Given records ▸
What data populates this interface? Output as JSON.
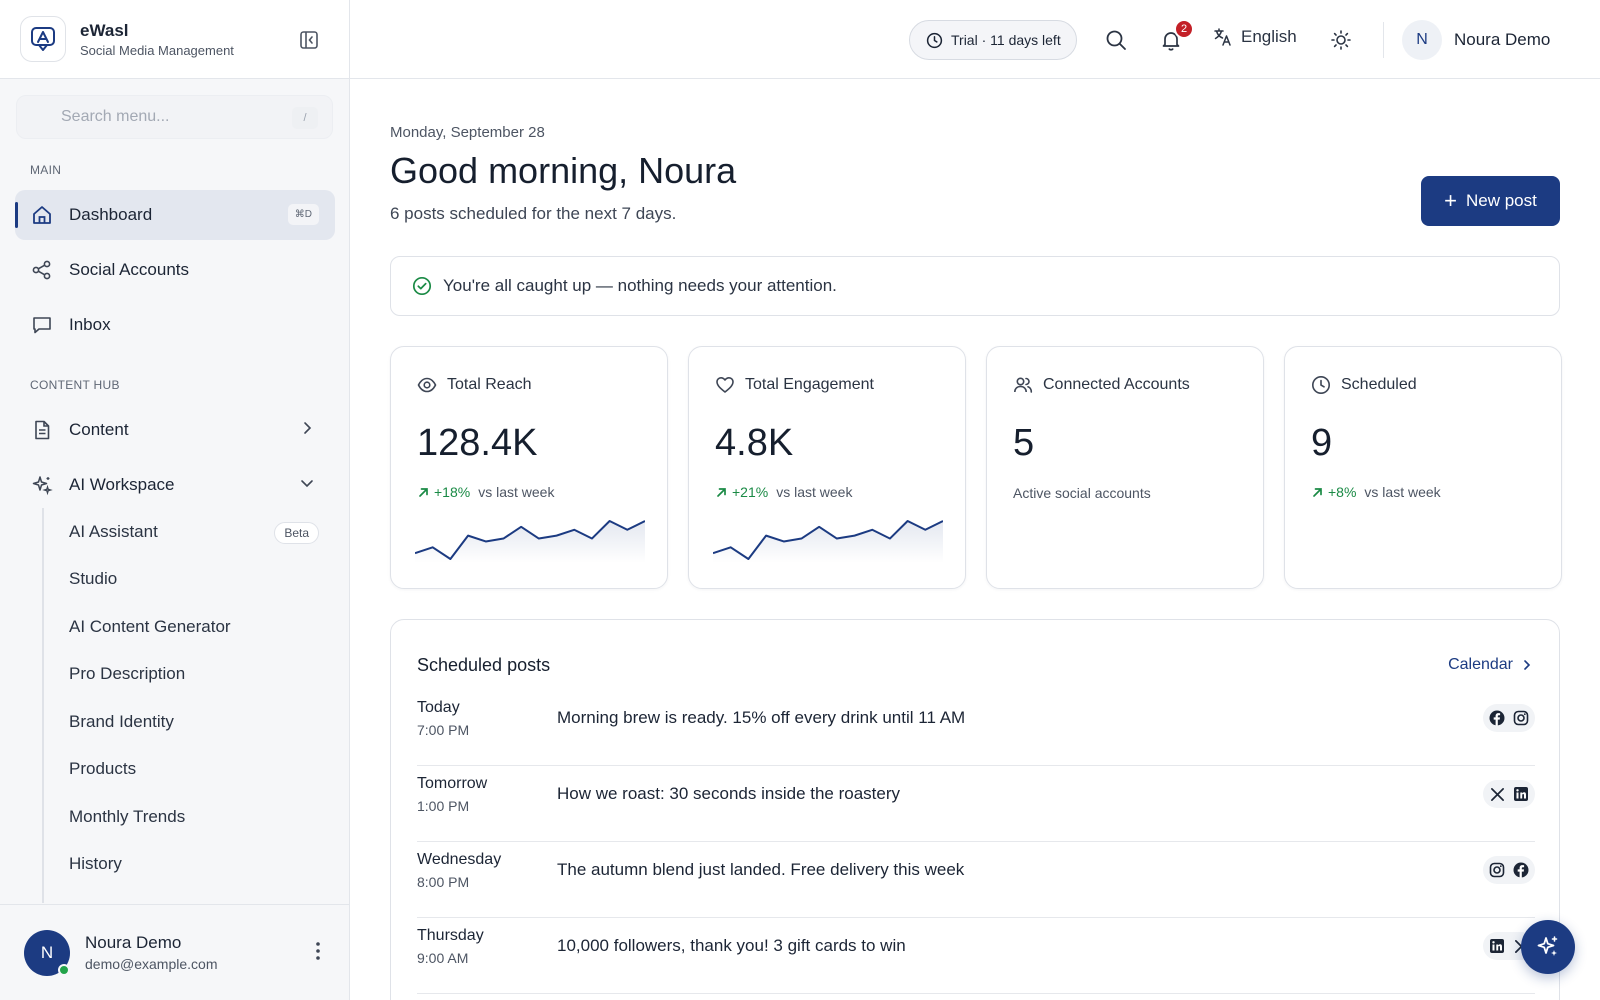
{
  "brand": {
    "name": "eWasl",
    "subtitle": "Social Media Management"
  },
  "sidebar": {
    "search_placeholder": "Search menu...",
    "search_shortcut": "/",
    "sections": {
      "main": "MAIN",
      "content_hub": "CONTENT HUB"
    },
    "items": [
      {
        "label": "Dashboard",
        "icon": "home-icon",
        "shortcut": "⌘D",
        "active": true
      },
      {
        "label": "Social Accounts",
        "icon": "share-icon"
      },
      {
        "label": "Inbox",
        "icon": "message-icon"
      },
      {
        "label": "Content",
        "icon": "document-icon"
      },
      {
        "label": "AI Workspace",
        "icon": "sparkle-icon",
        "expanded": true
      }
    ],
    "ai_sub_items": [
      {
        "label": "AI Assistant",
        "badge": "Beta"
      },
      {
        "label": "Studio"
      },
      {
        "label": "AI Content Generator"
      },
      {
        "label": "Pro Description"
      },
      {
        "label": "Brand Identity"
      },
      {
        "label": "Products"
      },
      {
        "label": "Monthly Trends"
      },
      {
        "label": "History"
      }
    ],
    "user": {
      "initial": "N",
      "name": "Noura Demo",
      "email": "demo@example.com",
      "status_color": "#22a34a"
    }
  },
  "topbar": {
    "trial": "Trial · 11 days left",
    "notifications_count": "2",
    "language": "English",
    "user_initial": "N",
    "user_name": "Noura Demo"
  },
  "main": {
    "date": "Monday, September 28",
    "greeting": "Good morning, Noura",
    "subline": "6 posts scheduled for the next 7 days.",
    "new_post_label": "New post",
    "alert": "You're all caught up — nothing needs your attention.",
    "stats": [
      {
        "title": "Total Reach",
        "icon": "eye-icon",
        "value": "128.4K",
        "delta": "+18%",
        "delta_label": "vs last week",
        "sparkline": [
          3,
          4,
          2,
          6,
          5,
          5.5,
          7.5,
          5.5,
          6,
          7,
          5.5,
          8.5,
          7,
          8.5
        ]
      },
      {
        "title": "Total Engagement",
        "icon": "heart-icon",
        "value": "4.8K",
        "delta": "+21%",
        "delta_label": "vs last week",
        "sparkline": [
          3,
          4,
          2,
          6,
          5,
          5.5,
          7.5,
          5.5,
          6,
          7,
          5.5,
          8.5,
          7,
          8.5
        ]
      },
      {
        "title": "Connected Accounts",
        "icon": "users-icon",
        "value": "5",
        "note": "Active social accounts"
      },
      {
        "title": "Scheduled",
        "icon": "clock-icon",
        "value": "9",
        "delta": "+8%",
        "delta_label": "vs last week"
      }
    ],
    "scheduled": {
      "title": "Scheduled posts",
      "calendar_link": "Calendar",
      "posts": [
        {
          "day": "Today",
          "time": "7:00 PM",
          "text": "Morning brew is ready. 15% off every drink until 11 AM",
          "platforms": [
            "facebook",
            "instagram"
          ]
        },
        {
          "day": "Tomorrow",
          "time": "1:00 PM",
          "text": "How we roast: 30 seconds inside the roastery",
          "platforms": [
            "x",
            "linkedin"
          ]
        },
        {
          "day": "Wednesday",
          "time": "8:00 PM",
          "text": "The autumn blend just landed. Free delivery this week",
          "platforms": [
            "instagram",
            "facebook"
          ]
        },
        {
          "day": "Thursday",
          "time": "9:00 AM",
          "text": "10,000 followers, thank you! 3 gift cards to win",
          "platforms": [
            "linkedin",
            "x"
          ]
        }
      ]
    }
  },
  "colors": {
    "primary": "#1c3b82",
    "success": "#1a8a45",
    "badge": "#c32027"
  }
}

==

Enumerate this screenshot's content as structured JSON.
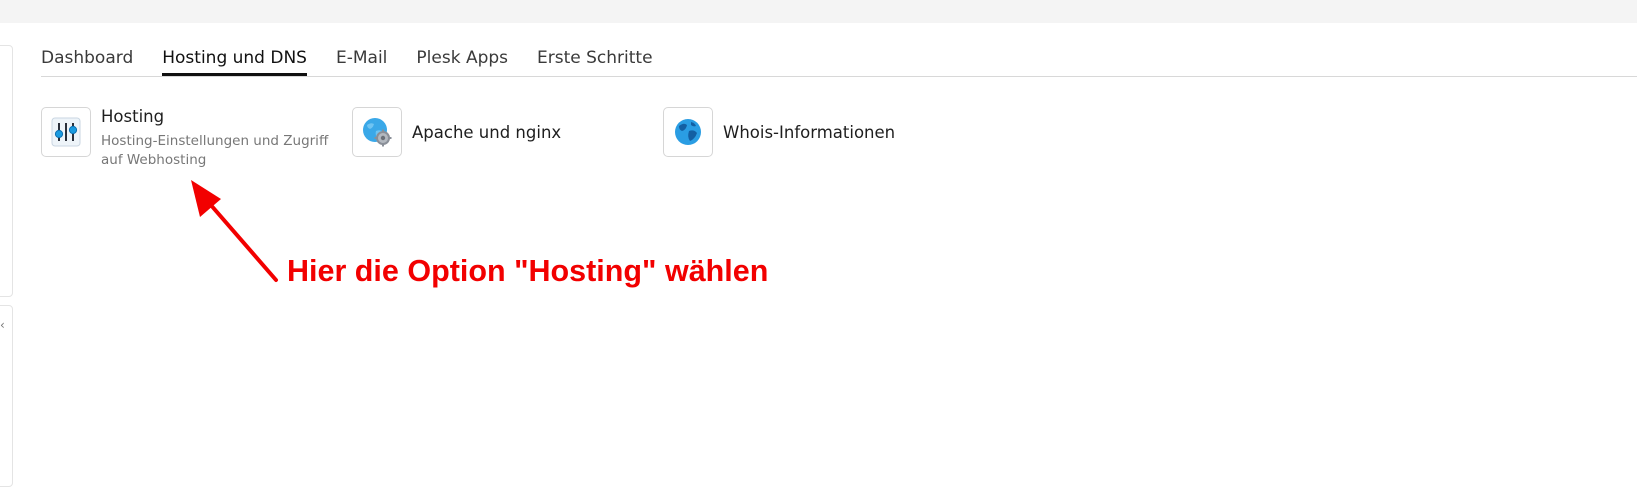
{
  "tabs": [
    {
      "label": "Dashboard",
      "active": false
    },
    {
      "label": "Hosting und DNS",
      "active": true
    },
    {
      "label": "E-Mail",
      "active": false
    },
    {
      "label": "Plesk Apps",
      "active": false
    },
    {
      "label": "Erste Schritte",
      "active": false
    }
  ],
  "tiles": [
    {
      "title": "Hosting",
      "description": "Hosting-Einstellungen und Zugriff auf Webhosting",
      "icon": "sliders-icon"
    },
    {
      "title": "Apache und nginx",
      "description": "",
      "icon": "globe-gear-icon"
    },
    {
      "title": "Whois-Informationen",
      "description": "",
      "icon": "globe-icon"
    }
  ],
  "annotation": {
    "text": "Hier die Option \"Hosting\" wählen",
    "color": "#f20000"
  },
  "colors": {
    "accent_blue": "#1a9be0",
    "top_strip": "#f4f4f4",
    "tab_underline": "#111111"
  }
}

---

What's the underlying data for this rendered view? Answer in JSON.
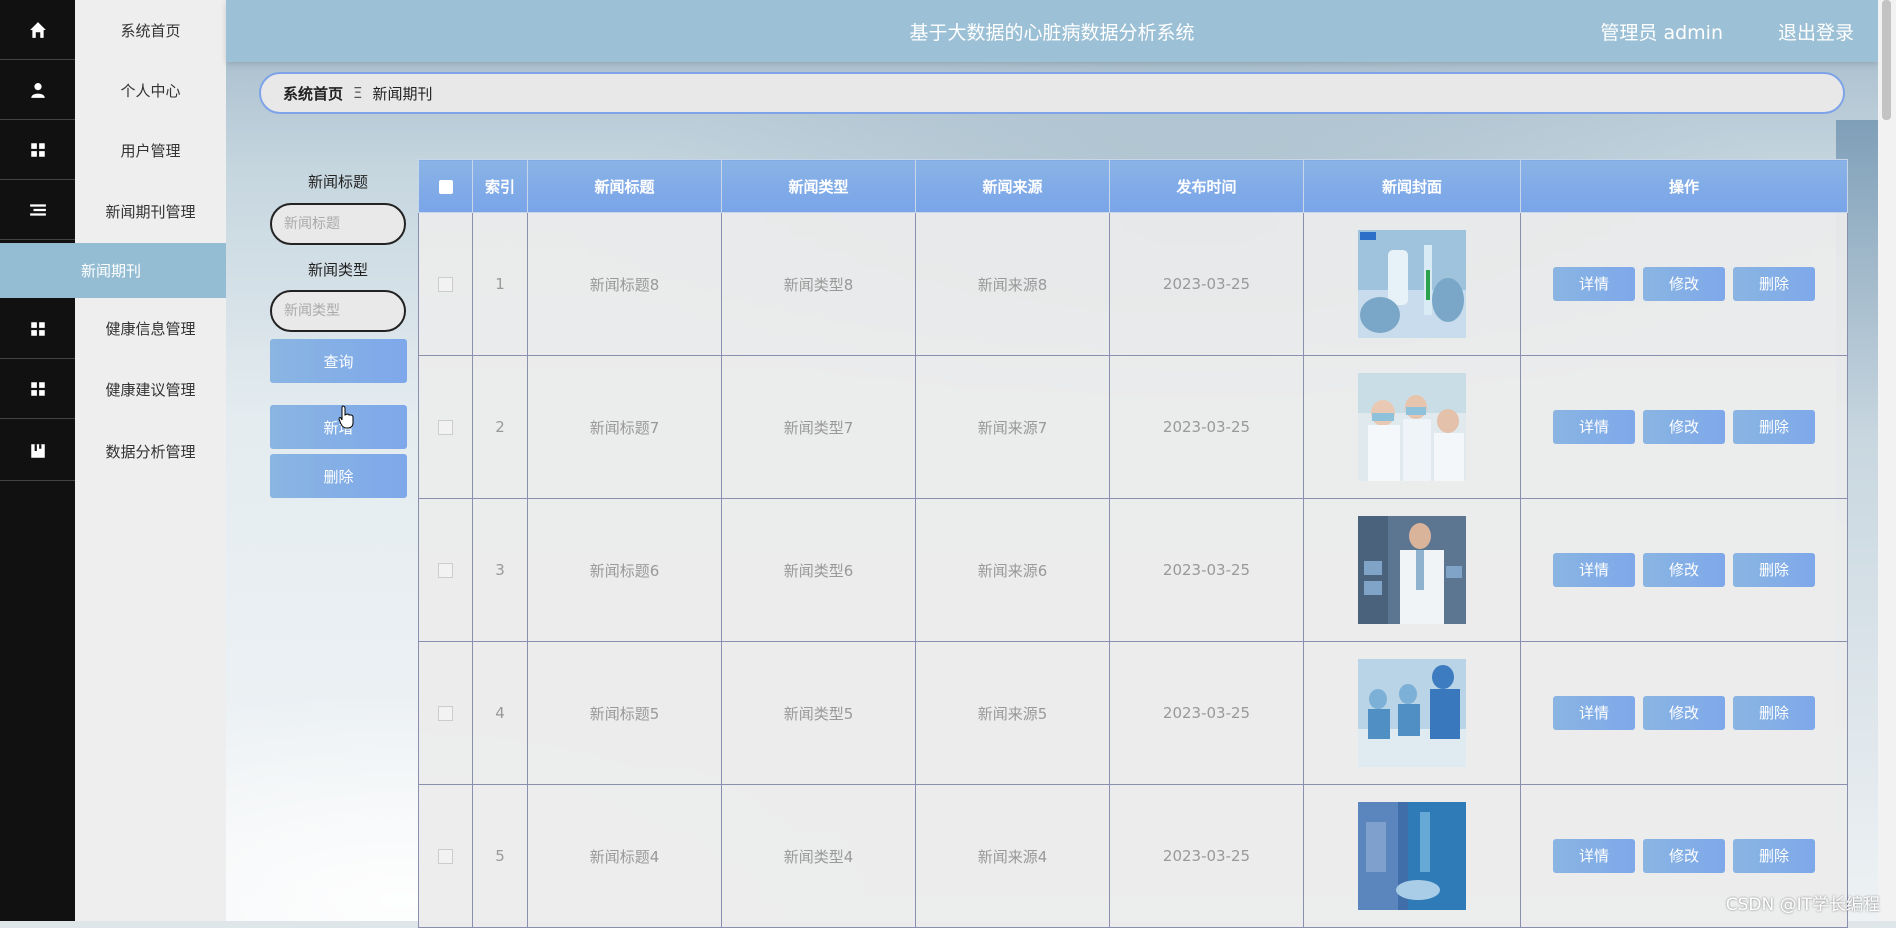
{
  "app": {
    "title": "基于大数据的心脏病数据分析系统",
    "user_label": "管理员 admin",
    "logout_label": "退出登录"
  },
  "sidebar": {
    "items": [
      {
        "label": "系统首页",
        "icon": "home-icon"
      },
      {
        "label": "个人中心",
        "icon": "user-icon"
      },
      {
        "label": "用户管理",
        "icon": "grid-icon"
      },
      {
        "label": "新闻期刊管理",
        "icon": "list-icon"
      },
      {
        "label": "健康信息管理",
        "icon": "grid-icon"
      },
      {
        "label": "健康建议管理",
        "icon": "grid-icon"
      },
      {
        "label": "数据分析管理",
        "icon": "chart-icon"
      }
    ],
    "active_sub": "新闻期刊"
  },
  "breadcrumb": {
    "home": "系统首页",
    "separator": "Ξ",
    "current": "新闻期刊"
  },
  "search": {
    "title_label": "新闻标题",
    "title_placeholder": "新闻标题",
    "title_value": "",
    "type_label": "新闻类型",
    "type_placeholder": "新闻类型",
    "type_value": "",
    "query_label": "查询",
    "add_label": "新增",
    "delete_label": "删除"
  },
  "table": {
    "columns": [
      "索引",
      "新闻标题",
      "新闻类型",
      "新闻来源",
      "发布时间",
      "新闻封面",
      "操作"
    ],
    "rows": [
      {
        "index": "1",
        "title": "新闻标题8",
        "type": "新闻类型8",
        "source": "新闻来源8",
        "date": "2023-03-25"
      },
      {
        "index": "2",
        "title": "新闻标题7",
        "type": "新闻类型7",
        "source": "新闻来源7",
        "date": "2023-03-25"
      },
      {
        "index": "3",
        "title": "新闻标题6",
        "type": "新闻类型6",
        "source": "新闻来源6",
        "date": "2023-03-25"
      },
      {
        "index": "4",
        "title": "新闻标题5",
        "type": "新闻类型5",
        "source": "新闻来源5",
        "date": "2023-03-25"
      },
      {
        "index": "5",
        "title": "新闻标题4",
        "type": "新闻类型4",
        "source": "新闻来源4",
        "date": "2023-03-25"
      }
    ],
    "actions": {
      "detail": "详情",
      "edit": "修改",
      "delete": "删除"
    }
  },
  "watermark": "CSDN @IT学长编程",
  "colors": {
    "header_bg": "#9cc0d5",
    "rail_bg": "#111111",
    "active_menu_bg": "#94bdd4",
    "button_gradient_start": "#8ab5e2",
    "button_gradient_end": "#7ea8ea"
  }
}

Description of the task ▸ What is the number of lines holding the word "text"? State it alone.

Task answer ▸ 5